Extracted records:

• • • • • • •

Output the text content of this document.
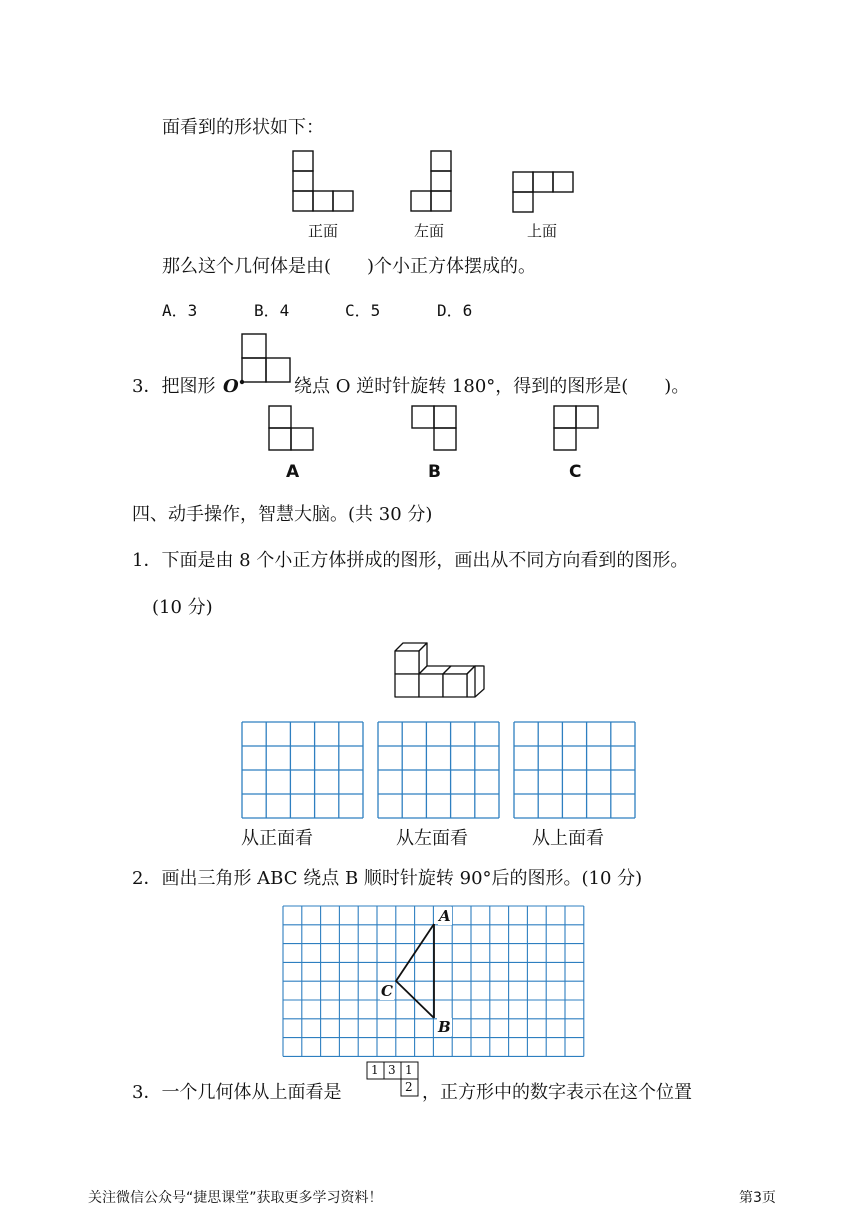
面看到的形状如下：
正面	左面	上面
那么这个几何体是由(　　)个小正方体摆成的。
A．3	B．4	C．5	D．6
3．把图形 O	绕点 O 逆时针旋转 180°，得到的图形是(　　)。
A	B	C
四、动手操作，智慧大脑。(共 30 分)
1．下面是由 8 个小正方体拼成的图形，画出从不同方向看到的图形。
(10 分)
从正面看	从左面看	从上面看
2．画出三角形 ABC 绕点 B 顺时针旋转 90°后的图形。(10 分)
A
B
C
3．一个几何体从上面看是
1 3 1
2 ，正方形中的数字表示在这个位置
关注微信公众号“捷思课堂”获取更多学习资料！	第3页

• • • • • • •

THE PROBLEM:
Set down all the data again exactly as above, pictures excluded.

SOLUTION:
Output the text content of this document.
面看到的形状如下：
正面	左面	上面
那么这个几何体是由(　　)个小正方体摆成的。
A．3	B．4	C．5	D．6
3．把图形 O	绕点 O 逆时针旋转 180°，得到的图形是(　　)。
A	B	C
四、动手操作，智慧大脑。(共 30 分)
1．下面是由 8 个小正方体拼成的图形，画出从不同方向看到的图形。
(10 分)
从正面看	从左面看	从上面看
2．画出三角形 ABC 绕点 B 顺时针旋转 90°后的图形。(10 分)
A
B
C
3．一个几何体从上面看是
1 3 1
2 ，正方形中的数字表示在这个位置
关注微信公众号“捷思课堂”获取更多学习资料！	第3页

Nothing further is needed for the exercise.